List all the lines in these records that hold "color".

(Figure data in JSON)
::::::::

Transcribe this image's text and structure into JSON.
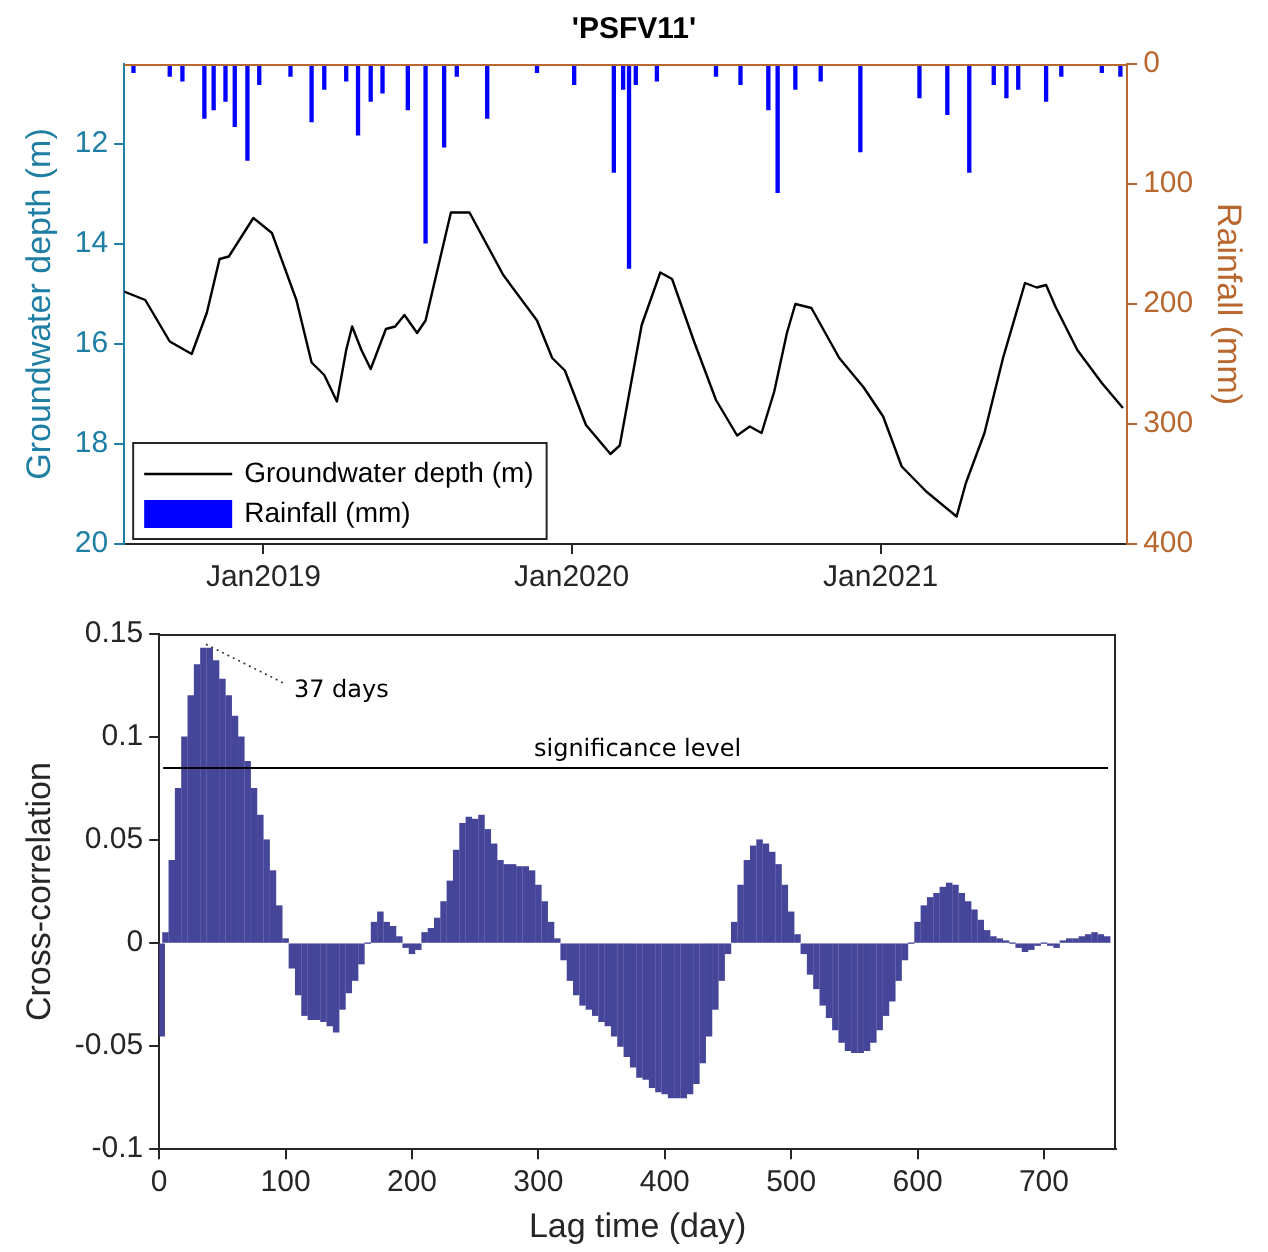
{
  "chart_data": [
    {
      "type": "line",
      "title": "'PSFV11'",
      "ylabel": "Groundwater depth (m)",
      "y2label": "Rainfall (mm)",
      "xlim": [
        "2018-07-20",
        "2021-10-20"
      ],
      "xticks": [
        {
          "value": "2019-01-01",
          "label": "Jan2019"
        },
        {
          "value": "2020-01-01",
          "label": "Jan2020"
        },
        {
          "value": "2021-01-01",
          "label": "Jan2021"
        }
      ],
      "ylim": [
        20,
        10.4
      ],
      "yticks": [
        12,
        14,
        16,
        18,
        20
      ],
      "y2lim": [
        400,
        0
      ],
      "y2ticks": [
        0,
        100,
        200,
        300,
        400
      ],
      "legend": "bottom left",
      "series": [
        {
          "name": "Groundwater depth (m)",
          "color": "#000000",
          "x": [
            "2018-07-20",
            "2018-08-14",
            "2018-09-12",
            "2018-10-08",
            "2018-10-26",
            "2018-11-10",
            "2018-11-21",
            "2018-12-20",
            "2019-01-11",
            "2019-02-09",
            "2019-02-27",
            "2019-03-14",
            "2019-03-29",
            "2019-04-09",
            "2019-04-16",
            "2019-04-27",
            "2019-05-08",
            "2019-05-26",
            "2019-06-06",
            "2019-06-17",
            "2019-07-02",
            "2019-07-12",
            "2019-07-27",
            "2019-08-11",
            "2019-09-02",
            "2019-10-12",
            "2019-11-21",
            "2019-12-09",
            "2019-12-24",
            "2020-01-18",
            "2020-02-16",
            "2020-02-27",
            "2020-03-24",
            "2020-04-15",
            "2020-04-29",
            "2020-05-25",
            "2020-06-20",
            "2020-07-15",
            "2020-07-30",
            "2020-08-13",
            "2020-08-28",
            "2020-09-12",
            "2020-09-22",
            "2020-10-11",
            "2020-11-13",
            "2020-12-12",
            "2021-01-04",
            "2021-01-26",
            "2021-02-24",
            "2021-04-01",
            "2021-04-12",
            "2021-05-04",
            "2021-05-26",
            "2021-06-21",
            "2021-07-05",
            "2021-07-16",
            "2021-07-27",
            "2021-08-22",
            "2021-09-20",
            "2021-10-15"
          ],
          "values": [
            14.95,
            15.12,
            15.95,
            16.2,
            15.37,
            14.3,
            14.25,
            13.48,
            13.78,
            15.12,
            16.37,
            16.62,
            17.15,
            16.12,
            15.65,
            16.12,
            16.5,
            15.7,
            15.65,
            15.42,
            15.78,
            15.53,
            14.45,
            13.37,
            13.37,
            14.62,
            15.53,
            16.28,
            16.53,
            17.62,
            18.2,
            18.03,
            15.62,
            14.57,
            14.7,
            15.95,
            17.12,
            17.83,
            17.65,
            17.78,
            16.95,
            15.78,
            15.2,
            15.28,
            16.28,
            16.87,
            17.45,
            18.45,
            18.95,
            19.45,
            18.78,
            17.78,
            16.28,
            14.78,
            14.87,
            14.82,
            15.25,
            16.12,
            16.78,
            17.28
          ]
        },
        {
          "name": "Rainfall (mm)",
          "type": "bar",
          "axis": "y2",
          "color": "#0000ff",
          "x": [
            "2018-07-31",
            "2018-09-12",
            "2018-09-27",
            "2018-10-23",
            "2018-11-03",
            "2018-11-17",
            "2018-11-28",
            "2018-12-13",
            "2018-12-27",
            "2019-02-02",
            "2019-02-27",
            "2019-03-14",
            "2019-04-09",
            "2019-04-23",
            "2019-05-08",
            "2019-05-22",
            "2019-06-21",
            "2019-07-12",
            "2019-08-03",
            "2019-08-18",
            "2019-09-23",
            "2019-11-21",
            "2020-01-04",
            "2020-02-20",
            "2020-03-02",
            "2020-03-09",
            "2020-03-17",
            "2020-04-11",
            "2020-06-20",
            "2020-07-19",
            "2020-08-21",
            "2020-09-01",
            "2020-09-22",
            "2020-10-22",
            "2020-12-08",
            "2021-02-16",
            "2021-03-21",
            "2021-04-16",
            "2021-05-15",
            "2021-05-30",
            "2021-06-13",
            "2021-07-16",
            "2021-08-03",
            "2021-09-20",
            "2021-10-12"
          ],
          "values": [
            7,
            10,
            14,
            45,
            38,
            31,
            52,
            80,
            17,
            10,
            48,
            21,
            14,
            59,
            31,
            24,
            38,
            149,
            69,
            10,
            45,
            7,
            17,
            90,
            21,
            170,
            17,
            14,
            10,
            17,
            38,
            107,
            21,
            14,
            73,
            28,
            42,
            90,
            17,
            28,
            21,
            31,
            10,
            7,
            10
          ]
        }
      ]
    },
    {
      "type": "bar",
      "xlabel": "Lag time (day)",
      "ylabel": "Cross-correlation",
      "color": "#45459a",
      "xlim": [
        0,
        757
      ],
      "xticks": [
        0,
        100,
        200,
        300,
        400,
        500,
        600,
        700
      ],
      "ylim": [
        -0.1,
        0.15
      ],
      "yticks": [
        -0.1,
        -0.05,
        0,
        0.05,
        0.1,
        0.15
      ],
      "ref_lines": [
        {
          "axis": "y",
          "value": 0.085,
          "label": "significance level",
          "color": "#000000"
        }
      ],
      "annotations": [
        {
          "text": "37 days",
          "x": 37,
          "y": 0.145
        }
      ],
      "x": [
        2,
        5,
        10,
        15,
        20,
        25,
        30,
        35,
        40,
        45,
        50,
        55,
        60,
        65,
        70,
        75,
        80,
        85,
        90,
        95,
        100,
        105,
        110,
        115,
        120,
        125,
        130,
        135,
        140,
        145,
        150,
        155,
        160,
        165,
        170,
        175,
        180,
        185,
        190,
        195,
        200,
        205,
        210,
        215,
        220,
        225,
        230,
        235,
        240,
        245,
        250,
        255,
        260,
        265,
        270,
        275,
        280,
        285,
        290,
        295,
        300,
        305,
        310,
        315,
        320,
        325,
        330,
        335,
        340,
        345,
        350,
        355,
        360,
        365,
        370,
        375,
        380,
        385,
        390,
        395,
        400,
        405,
        410,
        415,
        420,
        425,
        430,
        435,
        440,
        445,
        450,
        455,
        460,
        465,
        470,
        475,
        480,
        485,
        490,
        495,
        500,
        505,
        510,
        515,
        520,
        525,
        530,
        535,
        540,
        545,
        550,
        555,
        560,
        565,
        570,
        575,
        580,
        585,
        590,
        595,
        600,
        605,
        610,
        615,
        620,
        625,
        630,
        635,
        640,
        645,
        650,
        655,
        660,
        665,
        670,
        675,
        680,
        685,
        690,
        695,
        700,
        705,
        710,
        715,
        720,
        725,
        730,
        735,
        740,
        745,
        750
      ],
      "values": [
        -0.045,
        0.005,
        0.04,
        0.075,
        0.1,
        0.12,
        0.135,
        0.143,
        0.143,
        0.137,
        0.128,
        0.12,
        0.11,
        0.1,
        0.088,
        0.075,
        0.062,
        0.05,
        0.035,
        0.018,
        0.002,
        -0.012,
        -0.025,
        -0.035,
        -0.037,
        -0.037,
        -0.038,
        -0.04,
        -0.043,
        -0.032,
        -0.024,
        -0.018,
        -0.01,
        0.0,
        0.01,
        0.015,
        0.01,
        0.008,
        0.003,
        -0.002,
        -0.005,
        -0.003,
        0.005,
        0.007,
        0.012,
        0.02,
        0.03,
        0.045,
        0.058,
        0.061,
        0.06,
        0.062,
        0.055,
        0.048,
        0.04,
        0.038,
        0.038,
        0.037,
        0.037,
        0.035,
        0.028,
        0.02,
        0.01,
        0.002,
        -0.008,
        -0.018,
        -0.025,
        -0.03,
        -0.032,
        -0.035,
        -0.038,
        -0.04,
        -0.045,
        -0.05,
        -0.055,
        -0.06,
        -0.065,
        -0.066,
        -0.07,
        -0.072,
        -0.073,
        -0.075,
        -0.075,
        -0.075,
        -0.073,
        -0.068,
        -0.058,
        -0.045,
        -0.032,
        -0.018,
        -0.005,
        0.01,
        0.028,
        0.04,
        0.047,
        0.05,
        0.048,
        0.044,
        0.038,
        0.028,
        0.015,
        0.004,
        -0.005,
        -0.015,
        -0.022,
        -0.03,
        -0.036,
        -0.042,
        -0.048,
        -0.052,
        -0.053,
        -0.053,
        -0.052,
        -0.048,
        -0.042,
        -0.035,
        -0.028,
        -0.018,
        -0.008,
        0.0,
        0.01,
        0.018,
        0.022,
        0.024,
        0.027,
        0.029,
        0.028,
        0.024,
        0.02,
        0.016,
        0.011,
        0.006,
        0.003,
        0.002,
        0.001,
        0.0,
        -0.002,
        -0.004,
        -0.003,
        -0.001,
        0.0,
        -0.001,
        -0.002,
        0.001,
        0.002,
        0.002,
        0.003,
        0.004,
        0.005,
        0.004,
        0.003
      ]
    }
  ]
}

::::::::

• _FULL ANSWER_
          "color": "#000000",
          "color": "#0000ff",
      "color": "#45459a",
          "color": "#000000"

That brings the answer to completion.